- **Objective**
Gather the lines that hold the string "每人两次机会".

- **Provided data**

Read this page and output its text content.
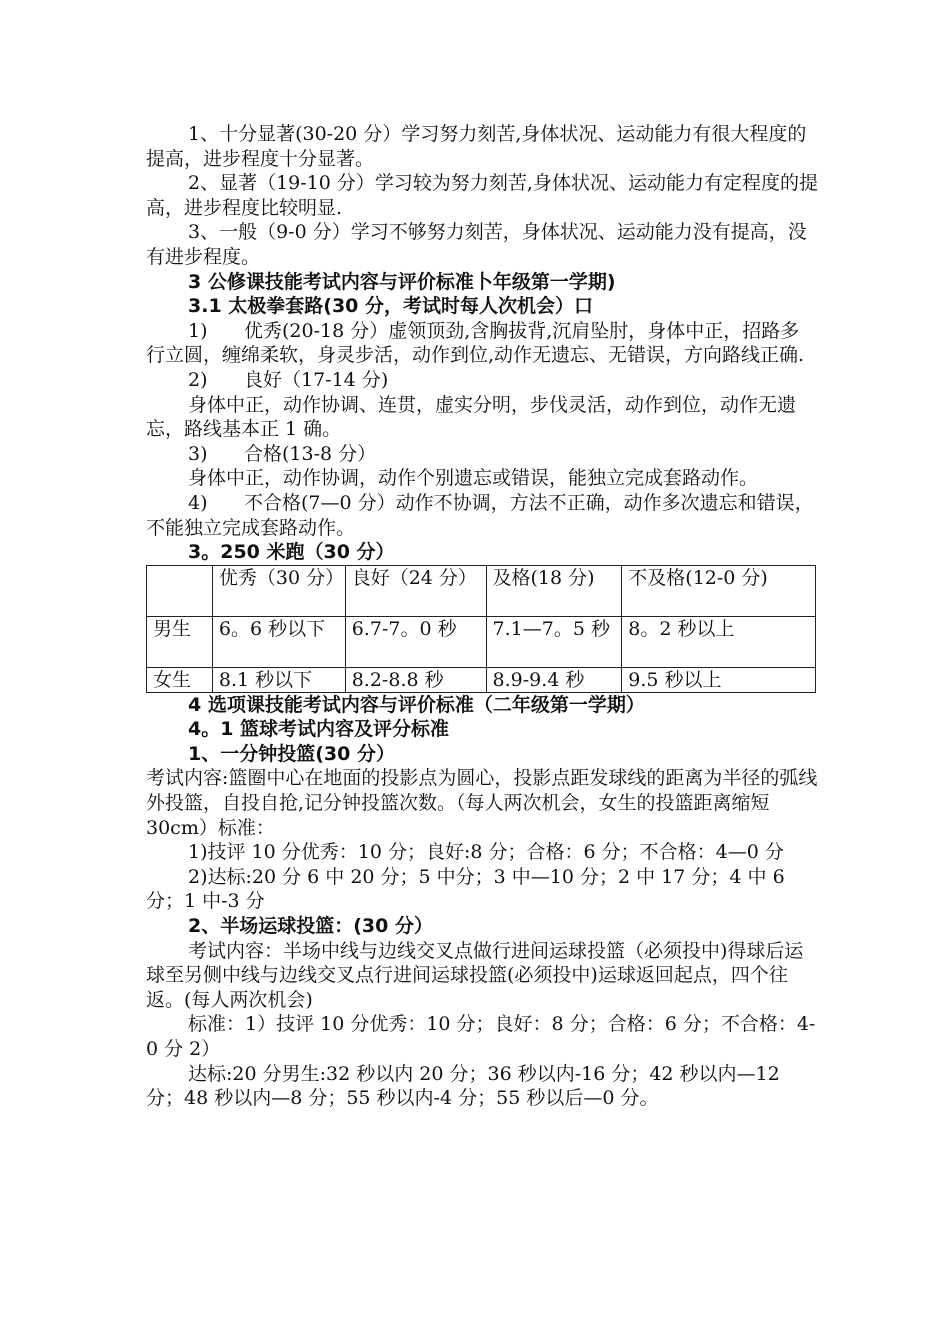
1、十分显著(30-20 分）学习努力刻苦,身体状况、运动能力有很大程度的提高，进步程度十分显著。

2、显著（19-10 分）学习较为努力刻苦,身体状况、运动能力有定程度的提高，进步程度比较明显.

3、一般（9-0 分）学习不够努力刻苦，身体状况、运动能力没有提高，没有进步程度。

3 公修课技能考试内容与评价标准卜年级第一学期)

3.1 太极拳套路(30 分，考试时每人次机会）口

1) 优秀(20-18 分）虚领顶劲,含胸拔背,沉肩坠肘，身体中正，招路多行立圆，缠绵柔软，身灵步活，动作到位,动作无遗忘、无错误，方向路线正确.

2) 良好（17-14 分)

身体中正，动作协调、连贯，虚实分明，步伐灵活，动作到位，动作无遗忘，路线基本正 1 确。

3) 合格(13-8 分）

身体中正，动作协调，动作个别遗忘或错误，能独立完成套路动作。

4) 不合格(7—0 分）动作不协调，方法不正确，动作多次遗忘和错误，不能独立完成套路动作。

3。250 米跑（30 分）

	优秀（30 分）	良好（24 分）	及格(18 分)	不及格(12-0 分)
男生	6。6 秒以下	6.7-7。0 秒	7.1—7。5 秒	8。2 秒以上
女生	8.1 秒以下	8.2-8.8 秒	8.9-9.4 秒	9.5 秒以上

4 选项课技能考试内容与评价标准（二年级第一学期）

4。1 篮球考试内容及评分标准

1、一分钟投篮(30 分）

考试内容:篮圈中心在地面的投影点为圆心，投影点距发球线的距离为半径的弧线外投篮，自投自抢,记分钟投篮次数。（每人两次机会，女生的投篮距离缩短 30cm）标准：

1)技评 10 分优秀：10 分；良好:8 分；合格：6 分；不合格：4—0 分

2)达标:20 分 6 中 20 分；5 中分；3 中—10 分；2 中 17 分；4 中 6 分；1 中-3 分

2、半场运球投篮：(30 分）

考试内容：半场中线与边线交叉点做行进间运球投篮（必须投中)得球后运球至另侧中线与边线交叉点行进间运球投篮(必须投中)运球返回起点，四个往返。(每人两次机会)

标准：1）技评 10 分优秀：10 分；良好：8 分；合格：6 分；不合格：4-0 分 2）

达标:20 分男生:32 秒以内 20 分；36 秒以内-16 分；42 秒以内—12 分；48 秒以内—8 分；55 秒以内-4 分；55 秒以后—0 分。
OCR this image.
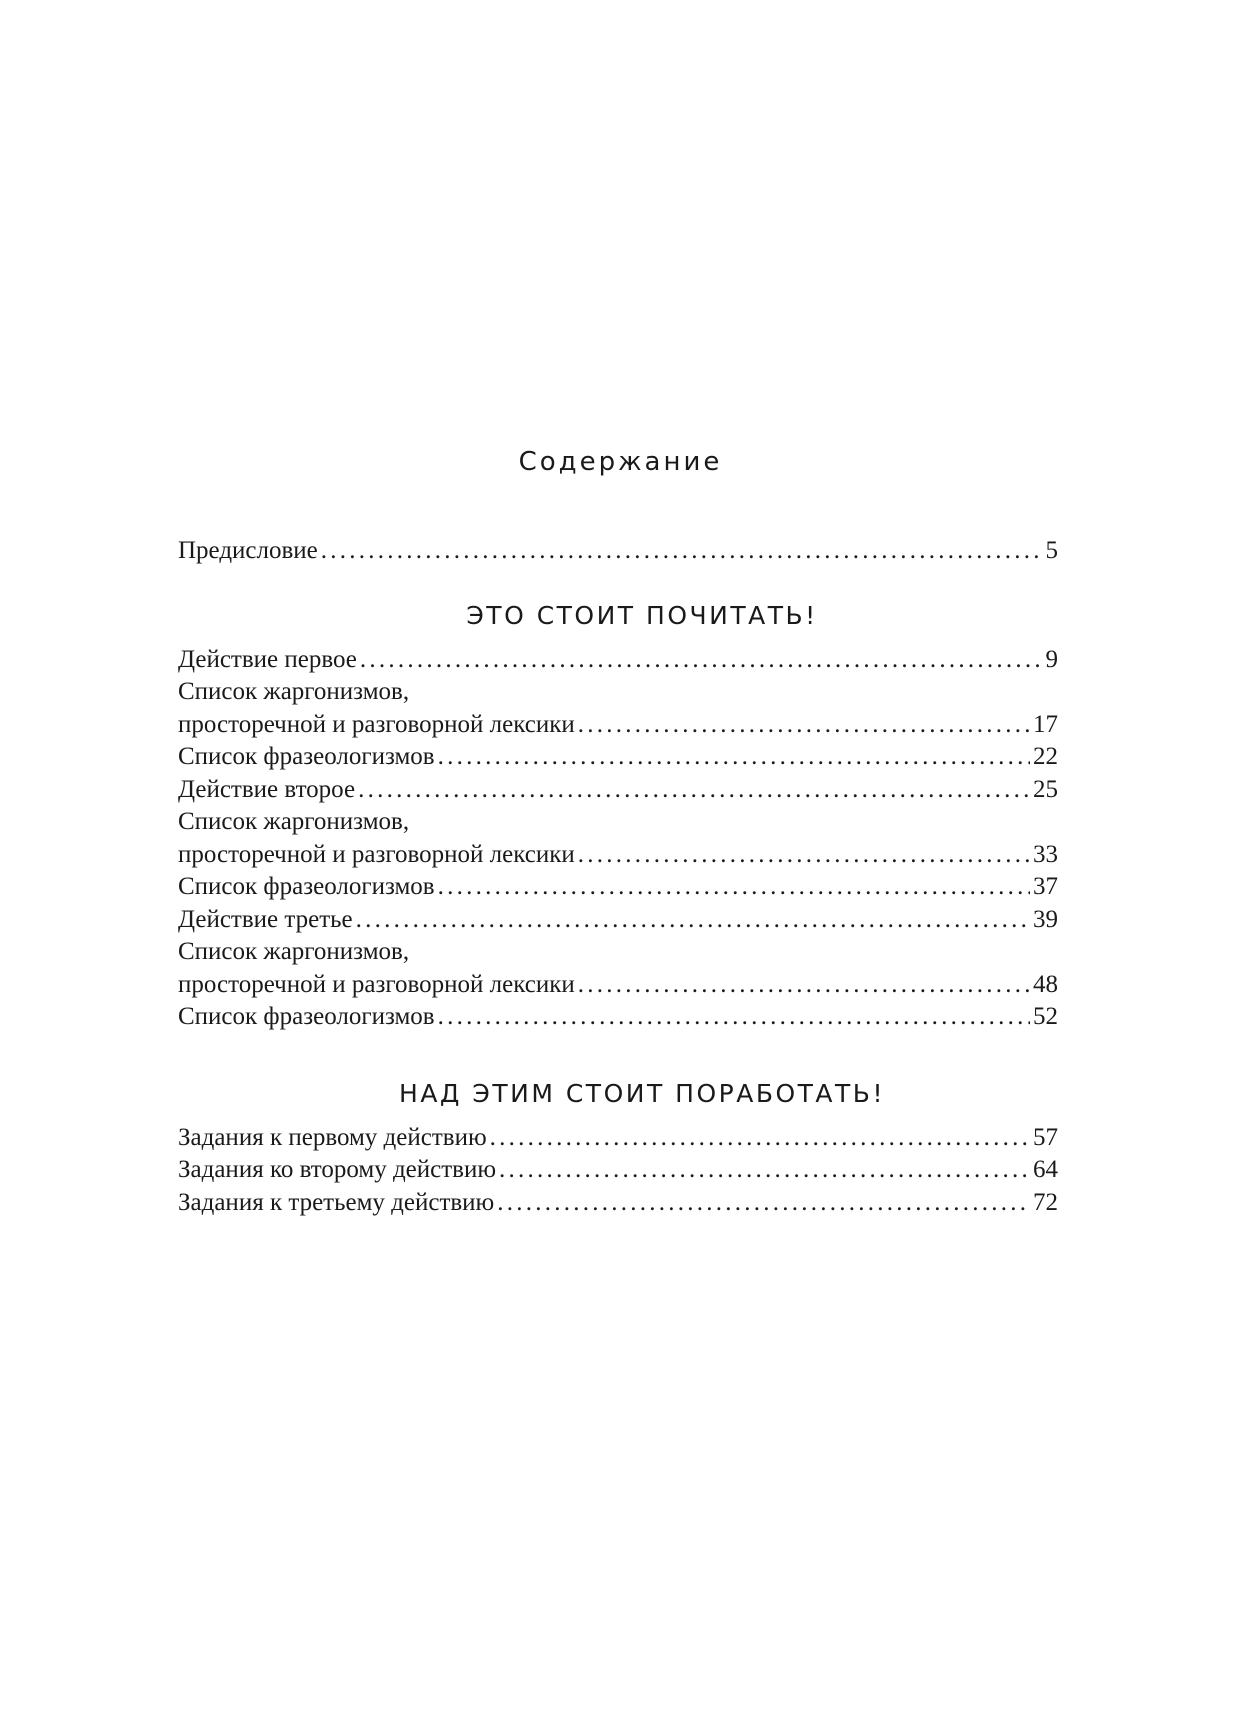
Содержание
Предисловие . . .	5
ЭТО СТОИТ ПОЧИТАТЬ!
Действие первое . . .	9
Список жаргонизмов,
просторечной и разговорной лексики . . .	17
Список фразеологизмов . . .	22
Действие второе . . .	25
Список жаргонизмов,
просторечной и разговорной лексики . . .	33
Список фразеологизмов . . .	37
Действие третье . . .	39
Список жаргонизмов,
просторечной и разговорной лексики . . .	48
Список фразеологизмов . . .	52
НАД ЭТИМ СТОИТ ПОРАБОТАТЬ!
Задания к первому действию . . .	57
Задания ко второму действию . . .	64
Задания к третьему действию . . .	72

- **Complete answer**
考试内容:篮圈中心在地面的投影点为圆心，投影点距发球线的距离为半径的弧线外投篮，自投自抢,记分钟投篮次数。（每人两次机会，女生的投篮距离缩短 30cm）标准：
考试内容：半场中线与边线交叉点做行进间运球投篮（必须投中)得球后运球至另侧中线与边线交叉点行进间运球投篮(必须投中)运球返回起点，四个往返。(每人两次机会)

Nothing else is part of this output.